• What you have to do
Extract every entry word for word.

• Extracted material
☆ ☆ ☆
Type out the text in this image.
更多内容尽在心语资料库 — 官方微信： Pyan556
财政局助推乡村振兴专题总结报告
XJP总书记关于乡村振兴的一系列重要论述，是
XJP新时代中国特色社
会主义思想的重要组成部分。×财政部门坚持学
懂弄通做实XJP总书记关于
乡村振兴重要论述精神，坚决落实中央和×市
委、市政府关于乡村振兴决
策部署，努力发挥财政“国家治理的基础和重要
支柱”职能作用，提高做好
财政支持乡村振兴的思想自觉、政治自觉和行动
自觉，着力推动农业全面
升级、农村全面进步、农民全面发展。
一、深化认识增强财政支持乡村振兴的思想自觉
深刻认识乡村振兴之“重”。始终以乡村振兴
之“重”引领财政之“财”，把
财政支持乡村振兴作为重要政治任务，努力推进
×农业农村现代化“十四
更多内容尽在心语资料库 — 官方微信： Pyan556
☆ ☆ ☆
• Solution to this task
Type out the text in this image.
更多内容尽在心语资料库 — 官方微信： Pyan556
财政局助推乡村振兴专题总结报告
XJP总书记关于乡村振兴的一系列重要论述，是
XJP新时代中国特色社
会主义思想的重要组成部分。×财政部门坚持学
懂弄通做实XJP总书记关于
乡村振兴重要论述精神，坚决落实中央和×市
委、市政府关于乡村振兴决
策部署，努力发挥财政“国家治理的基础和重要
支柱”职能作用，提高做好
财政支持乡村振兴的思想自觉、政治自觉和行动
自觉，着力推动农业全面
升级、农村全面进步、农民全面发展。
一、深化认识增强财政支持乡村振兴的思想自觉
深刻认识乡村振兴之“重”。始终以乡村振兴
之“重”引领财政之“财”，把
财政支持乡村振兴作为重要政治任务，努力推进
×农业农村现代化“十四
更多内容尽在心语资料库 — 官方微信： Pyan556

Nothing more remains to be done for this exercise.